───── DATA
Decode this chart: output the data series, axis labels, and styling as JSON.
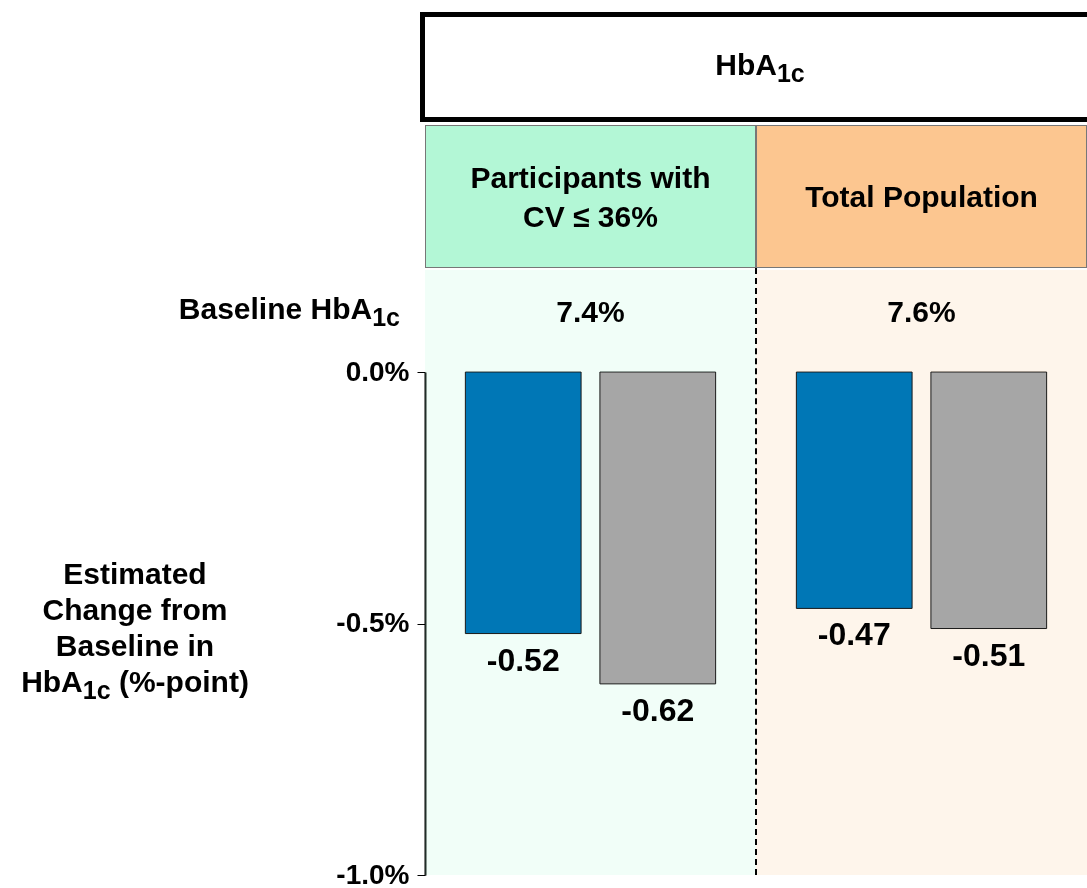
{
  "chart_data": {
    "type": "bar",
    "title": "HbA$_{1c}$",
    "ylabel": "Estimated Change from Baseline in HbA$_{1c}$ (%-point)",
    "categories": [
      "Participants with CV ≤ 36%",
      "Total Population"
    ],
    "series": [
      {
        "color": "#0077b6",
        "values": [
          -0.52,
          -0.47
        ]
      },
      {
        "color": "#a6a6a6",
        "values": [
          -0.62,
          -0.51
        ]
      }
    ],
    "ylim": [
      -1,
      0
    ],
    "yticks": [
      {
        "value": -1,
        "label": "-1.0%"
      },
      {
        "value": -0.5,
        "label": "-0.5%"
      },
      {
        "value": 0,
        "label": "0.0%"
      }
    ],
    "data_labels": true,
    "bands": [
      {
        "axis": "x",
        "from": "Participants with CV ≤ 36%",
        "to": "Participants with CV ≤ 36%",
        "color": "#b3f7d6"
      },
      {
        "axis": "x",
        "from": "Total Population",
        "to": "Total Population",
        "color": "#fcc690"
      }
    ],
    "annotations": [
      "Baseline HbA$_{1c}$",
      "7.4%",
      "7.6%"
    ]
  }
}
──────────
**TASK REQUIREMENTS:** Write out the material above once more, exactly as it reads, with no pictures.

**SOLVED EXERCISE:**
Decode this chart: output the data series, axis labels, and styling as JSON.
{
  "chart_data": {
    "type": "bar",
    "title": "HbA$_{1c}$",
    "ylabel": "Estimated Change from Baseline in HbA$_{1c}$ (%-point)",
    "categories": [
      "Participants with CV ≤ 36%",
      "Total Population"
    ],
    "series": [
      {
        "color": "#0077b6",
        "values": [
          -0.52,
          -0.47
        ]
      },
      {
        "color": "#a6a6a6",
        "values": [
          -0.62,
          -0.51
        ]
      }
    ],
    "ylim": [
      -1,
      0
    ],
    "yticks": [
      {
        "value": -1,
        "label": "-1.0%"
      },
      {
        "value": -0.5,
        "label": "-0.5%"
      },
      {
        "value": 0,
        "label": "0.0%"
      }
    ],
    "data_labels": true,
    "bands": [
      {
        "axis": "x",
        "from": "Participants with CV ≤ 36%",
        "to": "Participants with CV ≤ 36%",
        "color": "#b3f7d6"
      },
      {
        "axis": "x",
        "from": "Total Population",
        "to": "Total Population",
        "color": "#fcc690"
      }
    ],
    "annotations": [
      "Baseline HbA$_{1c}$",
      "7.4%",
      "7.6%"
    ]
  }
}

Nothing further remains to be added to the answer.